Problem statement
Copy out all lines where "Ozone" appears.

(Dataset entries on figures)
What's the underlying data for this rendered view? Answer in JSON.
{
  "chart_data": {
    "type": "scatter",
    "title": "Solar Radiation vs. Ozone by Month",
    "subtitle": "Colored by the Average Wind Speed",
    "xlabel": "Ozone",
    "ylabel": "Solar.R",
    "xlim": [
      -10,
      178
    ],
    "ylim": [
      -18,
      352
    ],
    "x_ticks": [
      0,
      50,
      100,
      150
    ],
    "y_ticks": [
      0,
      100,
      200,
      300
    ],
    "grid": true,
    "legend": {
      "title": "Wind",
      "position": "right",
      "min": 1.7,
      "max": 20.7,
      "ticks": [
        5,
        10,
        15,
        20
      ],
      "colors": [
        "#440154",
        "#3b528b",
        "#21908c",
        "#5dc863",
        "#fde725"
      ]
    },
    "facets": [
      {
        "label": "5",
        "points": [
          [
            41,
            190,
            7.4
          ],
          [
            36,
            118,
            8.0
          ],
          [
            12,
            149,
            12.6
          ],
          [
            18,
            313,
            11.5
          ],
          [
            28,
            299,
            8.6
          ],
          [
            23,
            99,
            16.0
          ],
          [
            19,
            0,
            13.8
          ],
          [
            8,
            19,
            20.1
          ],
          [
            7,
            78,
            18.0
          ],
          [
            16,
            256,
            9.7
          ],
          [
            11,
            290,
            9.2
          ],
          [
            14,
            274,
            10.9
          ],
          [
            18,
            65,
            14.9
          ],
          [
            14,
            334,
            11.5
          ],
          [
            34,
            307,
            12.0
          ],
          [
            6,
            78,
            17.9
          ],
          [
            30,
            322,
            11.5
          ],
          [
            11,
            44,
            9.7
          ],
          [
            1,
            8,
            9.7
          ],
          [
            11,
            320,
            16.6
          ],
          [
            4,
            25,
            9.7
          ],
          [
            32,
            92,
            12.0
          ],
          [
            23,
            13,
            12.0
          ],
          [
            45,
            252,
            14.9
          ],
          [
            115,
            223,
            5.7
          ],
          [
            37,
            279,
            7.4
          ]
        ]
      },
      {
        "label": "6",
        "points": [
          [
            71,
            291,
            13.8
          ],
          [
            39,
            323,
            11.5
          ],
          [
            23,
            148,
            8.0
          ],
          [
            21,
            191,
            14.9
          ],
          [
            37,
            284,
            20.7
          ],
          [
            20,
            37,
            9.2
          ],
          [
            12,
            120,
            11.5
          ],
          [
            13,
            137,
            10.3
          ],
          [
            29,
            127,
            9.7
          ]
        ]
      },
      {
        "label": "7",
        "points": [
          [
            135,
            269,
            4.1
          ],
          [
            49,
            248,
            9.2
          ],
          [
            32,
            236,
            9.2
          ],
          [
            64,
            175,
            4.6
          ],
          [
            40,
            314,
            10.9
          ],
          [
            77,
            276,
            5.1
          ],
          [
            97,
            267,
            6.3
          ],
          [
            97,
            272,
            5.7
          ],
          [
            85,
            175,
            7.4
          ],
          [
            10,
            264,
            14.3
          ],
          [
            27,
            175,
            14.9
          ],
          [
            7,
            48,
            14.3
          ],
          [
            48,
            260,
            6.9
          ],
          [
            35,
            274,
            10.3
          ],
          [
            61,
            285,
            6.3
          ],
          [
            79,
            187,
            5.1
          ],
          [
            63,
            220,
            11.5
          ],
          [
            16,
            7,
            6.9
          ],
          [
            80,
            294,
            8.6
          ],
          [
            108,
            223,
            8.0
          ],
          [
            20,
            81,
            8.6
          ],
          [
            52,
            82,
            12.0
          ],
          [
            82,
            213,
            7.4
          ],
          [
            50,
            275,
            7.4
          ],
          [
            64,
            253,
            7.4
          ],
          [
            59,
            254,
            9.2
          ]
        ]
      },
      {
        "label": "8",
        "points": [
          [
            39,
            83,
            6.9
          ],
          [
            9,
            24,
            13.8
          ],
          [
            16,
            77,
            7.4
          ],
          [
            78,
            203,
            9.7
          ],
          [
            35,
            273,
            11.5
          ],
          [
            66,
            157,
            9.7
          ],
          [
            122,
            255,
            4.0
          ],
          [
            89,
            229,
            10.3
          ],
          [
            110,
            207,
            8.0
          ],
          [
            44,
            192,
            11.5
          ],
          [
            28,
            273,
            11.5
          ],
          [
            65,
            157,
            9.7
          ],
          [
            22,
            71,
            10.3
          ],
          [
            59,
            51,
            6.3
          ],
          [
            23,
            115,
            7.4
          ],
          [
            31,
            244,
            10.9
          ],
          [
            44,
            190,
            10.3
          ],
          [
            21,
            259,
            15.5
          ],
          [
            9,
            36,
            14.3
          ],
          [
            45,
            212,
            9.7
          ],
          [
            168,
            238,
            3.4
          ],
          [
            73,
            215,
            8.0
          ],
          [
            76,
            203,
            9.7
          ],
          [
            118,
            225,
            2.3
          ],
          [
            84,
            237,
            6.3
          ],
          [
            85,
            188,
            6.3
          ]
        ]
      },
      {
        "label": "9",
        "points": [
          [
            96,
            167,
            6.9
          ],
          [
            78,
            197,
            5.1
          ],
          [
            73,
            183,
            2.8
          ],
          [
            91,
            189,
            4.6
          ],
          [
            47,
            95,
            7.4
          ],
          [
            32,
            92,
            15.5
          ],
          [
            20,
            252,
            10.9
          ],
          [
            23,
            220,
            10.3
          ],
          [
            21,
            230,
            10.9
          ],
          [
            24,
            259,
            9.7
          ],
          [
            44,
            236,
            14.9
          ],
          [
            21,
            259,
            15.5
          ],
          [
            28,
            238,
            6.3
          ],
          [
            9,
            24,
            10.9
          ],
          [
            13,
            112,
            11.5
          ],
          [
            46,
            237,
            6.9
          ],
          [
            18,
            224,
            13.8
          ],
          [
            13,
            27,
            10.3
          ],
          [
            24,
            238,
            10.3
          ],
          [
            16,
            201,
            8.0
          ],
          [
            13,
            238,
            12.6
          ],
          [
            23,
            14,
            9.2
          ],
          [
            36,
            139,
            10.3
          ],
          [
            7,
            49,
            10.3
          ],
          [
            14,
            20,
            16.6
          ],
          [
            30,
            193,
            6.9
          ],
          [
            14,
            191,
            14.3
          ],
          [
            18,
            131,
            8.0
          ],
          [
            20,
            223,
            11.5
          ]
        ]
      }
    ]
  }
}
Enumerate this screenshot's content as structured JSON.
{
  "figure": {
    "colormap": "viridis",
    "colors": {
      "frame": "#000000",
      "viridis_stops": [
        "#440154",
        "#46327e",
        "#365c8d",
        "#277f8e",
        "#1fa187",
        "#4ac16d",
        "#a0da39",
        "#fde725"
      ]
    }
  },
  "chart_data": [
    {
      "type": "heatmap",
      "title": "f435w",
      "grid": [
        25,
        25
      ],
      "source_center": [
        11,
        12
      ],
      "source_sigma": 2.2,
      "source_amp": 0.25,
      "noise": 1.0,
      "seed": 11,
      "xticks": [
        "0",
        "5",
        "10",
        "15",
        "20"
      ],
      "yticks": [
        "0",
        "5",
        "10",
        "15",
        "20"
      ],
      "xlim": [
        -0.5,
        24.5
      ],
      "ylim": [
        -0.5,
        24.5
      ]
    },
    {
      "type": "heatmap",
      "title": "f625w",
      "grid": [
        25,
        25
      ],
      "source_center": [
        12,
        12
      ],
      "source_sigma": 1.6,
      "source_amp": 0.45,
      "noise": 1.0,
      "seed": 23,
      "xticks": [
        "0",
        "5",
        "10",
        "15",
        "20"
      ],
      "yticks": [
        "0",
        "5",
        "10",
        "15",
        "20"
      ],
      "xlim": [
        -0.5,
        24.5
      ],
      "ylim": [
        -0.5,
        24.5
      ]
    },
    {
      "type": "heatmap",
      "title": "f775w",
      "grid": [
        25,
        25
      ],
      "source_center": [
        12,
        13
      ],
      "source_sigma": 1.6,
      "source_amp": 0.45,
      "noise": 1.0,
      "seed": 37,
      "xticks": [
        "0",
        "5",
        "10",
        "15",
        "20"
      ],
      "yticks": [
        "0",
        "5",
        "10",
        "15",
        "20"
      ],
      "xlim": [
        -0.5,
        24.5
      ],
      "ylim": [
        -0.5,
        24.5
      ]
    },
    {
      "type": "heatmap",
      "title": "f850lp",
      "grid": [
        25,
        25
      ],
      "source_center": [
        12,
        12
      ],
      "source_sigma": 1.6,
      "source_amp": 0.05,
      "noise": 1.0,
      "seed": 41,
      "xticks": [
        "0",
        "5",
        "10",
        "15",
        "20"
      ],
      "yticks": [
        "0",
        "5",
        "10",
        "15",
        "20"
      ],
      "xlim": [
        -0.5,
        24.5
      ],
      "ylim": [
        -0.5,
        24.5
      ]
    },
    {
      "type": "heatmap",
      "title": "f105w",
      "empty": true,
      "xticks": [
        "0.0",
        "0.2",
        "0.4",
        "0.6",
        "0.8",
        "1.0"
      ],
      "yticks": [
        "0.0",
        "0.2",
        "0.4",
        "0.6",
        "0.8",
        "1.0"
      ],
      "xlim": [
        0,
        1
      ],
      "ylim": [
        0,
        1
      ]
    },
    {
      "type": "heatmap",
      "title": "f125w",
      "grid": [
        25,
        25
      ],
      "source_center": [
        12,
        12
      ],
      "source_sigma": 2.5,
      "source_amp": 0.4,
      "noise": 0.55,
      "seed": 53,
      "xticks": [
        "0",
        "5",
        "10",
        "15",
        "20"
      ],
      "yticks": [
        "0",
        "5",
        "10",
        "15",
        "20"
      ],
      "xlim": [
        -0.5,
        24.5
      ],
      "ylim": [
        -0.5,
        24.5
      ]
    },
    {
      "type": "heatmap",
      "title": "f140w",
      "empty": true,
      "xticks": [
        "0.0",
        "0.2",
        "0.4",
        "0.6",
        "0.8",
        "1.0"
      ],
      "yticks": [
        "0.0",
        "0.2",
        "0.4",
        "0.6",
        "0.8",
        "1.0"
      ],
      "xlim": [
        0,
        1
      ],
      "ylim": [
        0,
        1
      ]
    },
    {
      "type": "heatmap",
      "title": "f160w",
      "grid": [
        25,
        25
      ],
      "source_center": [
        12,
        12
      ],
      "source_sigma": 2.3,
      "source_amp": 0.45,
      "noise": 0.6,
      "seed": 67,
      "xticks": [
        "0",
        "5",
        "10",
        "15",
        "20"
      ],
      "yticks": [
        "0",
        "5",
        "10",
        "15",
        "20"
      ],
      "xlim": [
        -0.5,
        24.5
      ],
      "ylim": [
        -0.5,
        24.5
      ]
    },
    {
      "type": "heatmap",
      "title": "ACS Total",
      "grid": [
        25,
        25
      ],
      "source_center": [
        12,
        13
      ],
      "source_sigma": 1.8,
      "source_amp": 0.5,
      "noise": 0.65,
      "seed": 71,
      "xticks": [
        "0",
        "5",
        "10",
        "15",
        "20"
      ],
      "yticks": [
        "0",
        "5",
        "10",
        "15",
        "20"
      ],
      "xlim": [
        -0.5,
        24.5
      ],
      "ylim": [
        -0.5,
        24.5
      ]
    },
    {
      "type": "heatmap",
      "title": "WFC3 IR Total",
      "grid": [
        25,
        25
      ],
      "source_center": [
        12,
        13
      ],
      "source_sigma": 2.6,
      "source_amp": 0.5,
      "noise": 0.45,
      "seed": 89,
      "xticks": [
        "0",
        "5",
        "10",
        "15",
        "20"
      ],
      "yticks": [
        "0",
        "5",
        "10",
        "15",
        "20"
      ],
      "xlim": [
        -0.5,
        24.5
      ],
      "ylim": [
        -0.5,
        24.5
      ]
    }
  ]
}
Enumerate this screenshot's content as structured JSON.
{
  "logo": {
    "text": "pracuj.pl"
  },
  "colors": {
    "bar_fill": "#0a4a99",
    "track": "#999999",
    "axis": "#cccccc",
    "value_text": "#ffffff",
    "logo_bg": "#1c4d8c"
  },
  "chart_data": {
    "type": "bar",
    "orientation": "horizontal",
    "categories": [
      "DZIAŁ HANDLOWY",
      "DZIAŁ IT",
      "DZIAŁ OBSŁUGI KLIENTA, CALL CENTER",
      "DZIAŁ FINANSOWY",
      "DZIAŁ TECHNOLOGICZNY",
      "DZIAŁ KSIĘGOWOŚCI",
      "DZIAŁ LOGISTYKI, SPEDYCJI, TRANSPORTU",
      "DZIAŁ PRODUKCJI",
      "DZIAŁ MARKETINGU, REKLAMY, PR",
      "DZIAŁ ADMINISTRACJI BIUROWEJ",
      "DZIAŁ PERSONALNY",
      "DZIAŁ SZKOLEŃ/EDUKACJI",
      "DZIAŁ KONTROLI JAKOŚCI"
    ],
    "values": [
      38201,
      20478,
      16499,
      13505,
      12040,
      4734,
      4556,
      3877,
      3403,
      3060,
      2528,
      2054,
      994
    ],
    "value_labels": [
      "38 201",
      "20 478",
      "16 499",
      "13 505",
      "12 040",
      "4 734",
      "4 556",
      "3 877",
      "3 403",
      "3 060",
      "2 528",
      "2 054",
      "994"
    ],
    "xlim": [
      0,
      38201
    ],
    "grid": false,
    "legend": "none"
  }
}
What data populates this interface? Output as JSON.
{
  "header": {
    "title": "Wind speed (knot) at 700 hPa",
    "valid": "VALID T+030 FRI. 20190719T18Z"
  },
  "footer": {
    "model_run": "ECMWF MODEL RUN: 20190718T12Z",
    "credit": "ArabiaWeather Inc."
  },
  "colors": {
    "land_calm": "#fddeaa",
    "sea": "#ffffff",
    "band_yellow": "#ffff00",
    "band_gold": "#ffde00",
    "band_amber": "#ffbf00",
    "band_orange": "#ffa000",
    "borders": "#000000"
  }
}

Solution to the exercise
    "title": "Solar Radiation vs. Ozone by Month",
    "xlabel": "Ozone",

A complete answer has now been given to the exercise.